> Given problem: Switch every "legend-swatch" in the listing below to "legend-key" and write out all of its lines again, leaving everything else unchanged.
--------------------------------
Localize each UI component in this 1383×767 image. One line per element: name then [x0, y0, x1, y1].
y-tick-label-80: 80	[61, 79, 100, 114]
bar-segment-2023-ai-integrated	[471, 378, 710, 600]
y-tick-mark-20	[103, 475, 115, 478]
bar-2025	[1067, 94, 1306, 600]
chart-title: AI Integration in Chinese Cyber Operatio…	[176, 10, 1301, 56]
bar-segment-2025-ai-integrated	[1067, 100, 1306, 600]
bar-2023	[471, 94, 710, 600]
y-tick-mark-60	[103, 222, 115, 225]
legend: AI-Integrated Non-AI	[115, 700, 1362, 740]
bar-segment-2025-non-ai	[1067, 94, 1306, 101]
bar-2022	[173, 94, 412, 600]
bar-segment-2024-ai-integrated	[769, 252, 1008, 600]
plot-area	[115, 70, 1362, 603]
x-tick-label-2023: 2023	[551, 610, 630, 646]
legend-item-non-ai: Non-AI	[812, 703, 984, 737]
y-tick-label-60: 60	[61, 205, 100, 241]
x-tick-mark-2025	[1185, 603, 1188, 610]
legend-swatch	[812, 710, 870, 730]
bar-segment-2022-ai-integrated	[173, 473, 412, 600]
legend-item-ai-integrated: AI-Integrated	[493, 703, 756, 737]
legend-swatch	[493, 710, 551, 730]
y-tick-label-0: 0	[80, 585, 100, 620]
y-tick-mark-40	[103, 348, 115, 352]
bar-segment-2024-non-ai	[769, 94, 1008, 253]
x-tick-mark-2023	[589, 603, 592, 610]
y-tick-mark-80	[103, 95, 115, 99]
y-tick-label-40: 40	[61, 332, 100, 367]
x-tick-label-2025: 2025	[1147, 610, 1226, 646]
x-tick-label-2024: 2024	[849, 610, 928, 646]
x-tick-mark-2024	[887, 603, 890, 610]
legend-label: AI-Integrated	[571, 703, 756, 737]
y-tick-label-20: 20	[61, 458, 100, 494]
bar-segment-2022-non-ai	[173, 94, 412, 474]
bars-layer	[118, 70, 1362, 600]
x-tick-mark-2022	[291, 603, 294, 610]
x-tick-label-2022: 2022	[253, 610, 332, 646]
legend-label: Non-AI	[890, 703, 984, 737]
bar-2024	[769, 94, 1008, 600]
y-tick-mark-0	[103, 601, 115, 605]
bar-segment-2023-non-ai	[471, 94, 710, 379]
--------------------------------
> Solution below:
Localize each UI component in this 1383×767 image. One line per element: name then [x0, y0, x1, y1].
y-tick-label-80: 80	[61, 79, 100, 114]
bar-segment-2023-ai-integrated	[471, 378, 710, 600]
y-tick-mark-20	[103, 475, 115, 478]
bar-2025	[1067, 94, 1306, 600]
chart-title: AI Integration in Chinese Cyber Operatio…	[176, 10, 1301, 56]
bar-segment-2025-ai-integrated	[1067, 100, 1306, 600]
bar-2023	[471, 94, 710, 600]
y-tick-mark-60	[103, 222, 115, 225]
legend: AI-Integrated Non-AI	[115, 700, 1362, 740]
bar-segment-2025-non-ai	[1067, 94, 1306, 101]
bar-2022	[173, 94, 412, 600]
bar-segment-2024-ai-integrated	[769, 252, 1008, 600]
plot-area	[115, 70, 1362, 603]
x-tick-label-2023: 2023	[551, 610, 630, 646]
legend-item-non-ai: Non-AI	[812, 703, 984, 737]
y-tick-label-60: 60	[61, 205, 100, 241]
x-tick-mark-2025	[1185, 603, 1188, 610]
legend-key	[812, 710, 870, 730]
bar-segment-2022-ai-integrated	[173, 473, 412, 600]
legend-item-ai-integrated: AI-Integrated	[493, 703, 756, 737]
legend-key	[493, 710, 551, 730]
y-tick-label-0: 0	[80, 585, 100, 620]
y-tick-mark-40	[103, 348, 115, 352]
bar-segment-2024-non-ai	[769, 94, 1008, 253]
x-tick-mark-2023	[589, 603, 592, 610]
y-tick-mark-80	[103, 95, 115, 99]
y-tick-label-40: 40	[61, 332, 100, 367]
x-tick-label-2025: 2025	[1147, 610, 1226, 646]
x-tick-label-2024: 2024	[849, 610, 928, 646]
x-tick-mark-2024	[887, 603, 890, 610]
legend-label: AI-Integrated	[571, 703, 756, 737]
y-tick-label-20: 20	[61, 458, 100, 494]
bar-segment-2022-non-ai	[173, 94, 412, 474]
bars-layer	[118, 70, 1362, 600]
x-tick-mark-2022	[291, 603, 294, 610]
x-tick-label-2022: 2022	[253, 610, 332, 646]
legend-label: Non-AI	[890, 703, 984, 737]
bar-2024	[769, 94, 1008, 600]
y-tick-mark-0	[103, 601, 115, 605]
bar-segment-2023-non-ai	[471, 94, 710, 379]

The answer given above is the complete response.